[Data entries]

******************************

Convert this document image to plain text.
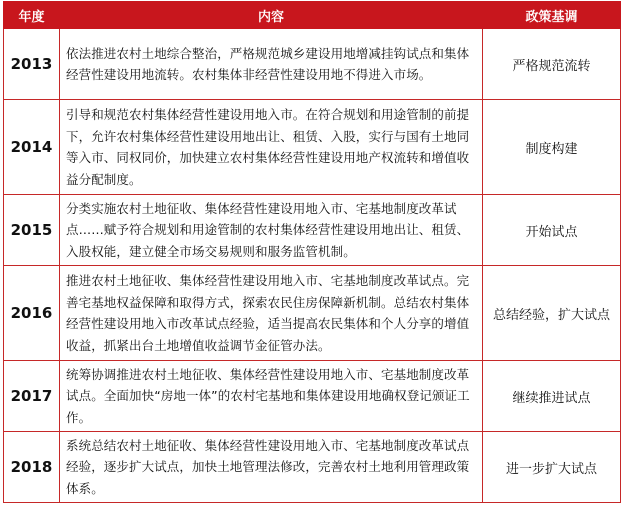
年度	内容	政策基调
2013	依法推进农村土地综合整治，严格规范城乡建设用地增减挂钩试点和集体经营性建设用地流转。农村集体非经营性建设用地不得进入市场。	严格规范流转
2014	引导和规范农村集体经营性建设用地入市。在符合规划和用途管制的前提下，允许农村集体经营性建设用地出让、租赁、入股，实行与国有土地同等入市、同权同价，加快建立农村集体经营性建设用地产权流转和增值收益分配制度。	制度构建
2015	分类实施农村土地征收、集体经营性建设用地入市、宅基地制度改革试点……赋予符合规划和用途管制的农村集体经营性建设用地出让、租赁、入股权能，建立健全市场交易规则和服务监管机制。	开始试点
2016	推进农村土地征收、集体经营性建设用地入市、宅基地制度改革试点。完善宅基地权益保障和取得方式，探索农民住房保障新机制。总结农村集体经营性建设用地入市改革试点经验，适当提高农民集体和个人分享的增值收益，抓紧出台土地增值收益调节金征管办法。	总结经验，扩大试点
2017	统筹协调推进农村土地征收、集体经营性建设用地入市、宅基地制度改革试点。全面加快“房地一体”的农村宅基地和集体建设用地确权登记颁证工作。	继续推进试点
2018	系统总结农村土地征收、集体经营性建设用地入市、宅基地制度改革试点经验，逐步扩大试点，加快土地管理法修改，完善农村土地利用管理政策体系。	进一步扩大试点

******************************

=== Written instruction ===
Without the pictures, restate all of the entries above verbatim.

=== Problem solution ===
Convert this document image to plain text.
年度	内容	政策基调
2013	依法推进农村土地综合整治，严格规范城乡建设用地增减挂钩试点和集体经营性建设用地流转。农村集体非经营性建设用地不得进入市场。	严格规范流转
2014	引导和规范农村集体经营性建设用地入市。在符合规划和用途管制的前提下，允许农村集体经营性建设用地出让、租赁、入股，实行与国有土地同等入市、同权同价，加快建立农村集体经营性建设用地产权流转和增值收益分配制度。	制度构建
2015	分类实施农村土地征收、集体经营性建设用地入市、宅基地制度改革试点……赋予符合规划和用途管制的农村集体经营性建设用地出让、租赁、入股权能，建立健全市场交易规则和服务监管机制。	开始试点
2016	推进农村土地征收、集体经营性建设用地入市、宅基地制度改革试点。完善宅基地权益保障和取得方式，探索农民住房保障新机制。总结农村集体经营性建设用地入市改革试点经验，适当提高农民集体和个人分享的增值收益，抓紧出台土地增值收益调节金征管办法。	总结经验，扩大试点
2017	统筹协调推进农村土地征收、集体经营性建设用地入市、宅基地制度改革试点。全面加快“房地一体”的农村宅基地和集体建设用地确权登记颁证工作。	继续推进试点
2018	系统总结农村土地征收、集体经营性建设用地入市、宅基地制度改革试点经验，逐步扩大试点，加快土地管理法修改，完善农村土地利用管理政策体系。	进一步扩大试点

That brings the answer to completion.